• _RECORDS FOR PROCESSING_
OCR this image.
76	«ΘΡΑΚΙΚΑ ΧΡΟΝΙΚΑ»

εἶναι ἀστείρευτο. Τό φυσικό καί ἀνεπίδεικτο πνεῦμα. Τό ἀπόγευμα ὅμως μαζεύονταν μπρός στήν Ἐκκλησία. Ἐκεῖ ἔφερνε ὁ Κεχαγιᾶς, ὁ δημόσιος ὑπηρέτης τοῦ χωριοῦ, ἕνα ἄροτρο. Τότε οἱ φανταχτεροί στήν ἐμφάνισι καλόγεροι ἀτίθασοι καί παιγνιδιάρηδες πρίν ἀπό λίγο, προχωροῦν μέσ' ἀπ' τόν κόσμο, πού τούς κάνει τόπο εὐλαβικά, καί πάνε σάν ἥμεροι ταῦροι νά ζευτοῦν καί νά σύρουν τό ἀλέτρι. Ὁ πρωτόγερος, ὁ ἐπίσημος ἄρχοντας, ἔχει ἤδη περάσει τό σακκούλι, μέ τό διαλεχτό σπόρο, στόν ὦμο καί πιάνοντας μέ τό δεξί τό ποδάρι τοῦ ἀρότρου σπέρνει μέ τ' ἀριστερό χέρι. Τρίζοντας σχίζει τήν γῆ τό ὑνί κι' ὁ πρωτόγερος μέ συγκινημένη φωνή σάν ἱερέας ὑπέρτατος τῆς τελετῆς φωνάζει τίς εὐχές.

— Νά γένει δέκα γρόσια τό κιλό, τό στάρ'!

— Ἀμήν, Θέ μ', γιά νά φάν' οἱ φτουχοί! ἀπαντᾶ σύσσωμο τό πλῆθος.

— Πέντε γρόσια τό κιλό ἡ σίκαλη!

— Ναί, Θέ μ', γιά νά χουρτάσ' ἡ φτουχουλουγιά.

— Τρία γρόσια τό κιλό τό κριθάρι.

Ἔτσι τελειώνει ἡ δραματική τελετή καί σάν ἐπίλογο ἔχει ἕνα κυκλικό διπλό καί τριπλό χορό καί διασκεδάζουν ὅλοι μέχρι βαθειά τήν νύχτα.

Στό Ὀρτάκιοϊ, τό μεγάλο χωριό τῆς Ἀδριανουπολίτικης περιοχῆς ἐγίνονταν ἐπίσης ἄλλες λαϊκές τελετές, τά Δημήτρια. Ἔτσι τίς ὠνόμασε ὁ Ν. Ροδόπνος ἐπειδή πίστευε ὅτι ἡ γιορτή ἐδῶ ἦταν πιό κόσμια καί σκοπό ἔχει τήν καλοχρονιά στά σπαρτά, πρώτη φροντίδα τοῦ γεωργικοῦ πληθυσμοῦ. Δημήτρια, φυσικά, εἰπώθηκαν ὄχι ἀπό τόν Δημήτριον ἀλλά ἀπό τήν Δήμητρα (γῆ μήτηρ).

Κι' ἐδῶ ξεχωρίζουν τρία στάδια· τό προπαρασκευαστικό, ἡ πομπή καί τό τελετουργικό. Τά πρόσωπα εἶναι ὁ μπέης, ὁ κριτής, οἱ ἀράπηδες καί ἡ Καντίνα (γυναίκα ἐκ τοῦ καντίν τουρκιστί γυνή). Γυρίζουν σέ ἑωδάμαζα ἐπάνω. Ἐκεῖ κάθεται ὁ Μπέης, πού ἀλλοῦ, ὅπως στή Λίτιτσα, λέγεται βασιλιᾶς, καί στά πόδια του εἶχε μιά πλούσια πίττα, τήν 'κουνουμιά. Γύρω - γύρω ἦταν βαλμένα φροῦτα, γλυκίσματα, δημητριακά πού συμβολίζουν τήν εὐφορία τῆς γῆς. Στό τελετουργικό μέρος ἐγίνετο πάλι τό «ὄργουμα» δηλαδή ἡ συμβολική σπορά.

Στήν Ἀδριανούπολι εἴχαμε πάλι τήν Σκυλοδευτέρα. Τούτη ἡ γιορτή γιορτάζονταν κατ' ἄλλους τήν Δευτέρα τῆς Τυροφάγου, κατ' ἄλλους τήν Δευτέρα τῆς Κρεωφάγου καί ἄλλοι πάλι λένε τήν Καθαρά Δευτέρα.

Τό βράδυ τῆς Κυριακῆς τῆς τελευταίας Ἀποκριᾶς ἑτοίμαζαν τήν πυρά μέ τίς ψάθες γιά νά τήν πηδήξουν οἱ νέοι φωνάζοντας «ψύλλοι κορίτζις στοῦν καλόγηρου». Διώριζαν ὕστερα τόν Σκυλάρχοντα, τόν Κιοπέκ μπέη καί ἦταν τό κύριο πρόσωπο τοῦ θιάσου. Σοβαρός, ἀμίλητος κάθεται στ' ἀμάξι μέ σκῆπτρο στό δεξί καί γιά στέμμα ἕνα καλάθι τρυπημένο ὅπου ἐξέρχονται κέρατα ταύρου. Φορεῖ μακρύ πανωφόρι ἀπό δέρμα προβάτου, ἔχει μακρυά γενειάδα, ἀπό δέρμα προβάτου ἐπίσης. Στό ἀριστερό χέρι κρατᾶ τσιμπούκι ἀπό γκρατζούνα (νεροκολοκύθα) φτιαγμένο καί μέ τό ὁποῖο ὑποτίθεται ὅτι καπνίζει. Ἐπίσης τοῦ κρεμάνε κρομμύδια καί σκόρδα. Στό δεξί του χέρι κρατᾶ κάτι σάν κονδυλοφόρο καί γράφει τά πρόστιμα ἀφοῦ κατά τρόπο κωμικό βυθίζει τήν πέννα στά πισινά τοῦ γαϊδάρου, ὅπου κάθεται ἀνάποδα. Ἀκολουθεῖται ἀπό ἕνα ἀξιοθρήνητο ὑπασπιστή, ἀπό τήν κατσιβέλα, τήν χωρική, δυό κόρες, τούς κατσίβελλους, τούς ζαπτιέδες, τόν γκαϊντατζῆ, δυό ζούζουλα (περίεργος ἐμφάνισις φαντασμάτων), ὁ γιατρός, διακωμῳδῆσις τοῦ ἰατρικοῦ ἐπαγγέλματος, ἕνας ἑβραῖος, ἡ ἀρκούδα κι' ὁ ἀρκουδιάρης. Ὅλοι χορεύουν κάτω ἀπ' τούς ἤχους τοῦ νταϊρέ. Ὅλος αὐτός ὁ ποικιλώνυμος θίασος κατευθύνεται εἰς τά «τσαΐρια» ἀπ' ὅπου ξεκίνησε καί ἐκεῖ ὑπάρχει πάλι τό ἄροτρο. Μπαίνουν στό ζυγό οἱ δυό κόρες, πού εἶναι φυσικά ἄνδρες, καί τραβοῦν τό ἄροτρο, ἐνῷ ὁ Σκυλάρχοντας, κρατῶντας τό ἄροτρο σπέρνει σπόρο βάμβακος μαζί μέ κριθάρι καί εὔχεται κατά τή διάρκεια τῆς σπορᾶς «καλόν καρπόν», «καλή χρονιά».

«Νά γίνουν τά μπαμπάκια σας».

• _SHORT PROBLEM_
Return all lines containing the word "γρόσια".

• _RIGHT ANSWER_
— Νά γένει δέκα γρόσια τό κιλό, τό στάρ'!
— Πέντε γρόσια τό κιλό ἡ σίκαλη!
— Τρία γρόσια τό κιλό τό κριθάρι.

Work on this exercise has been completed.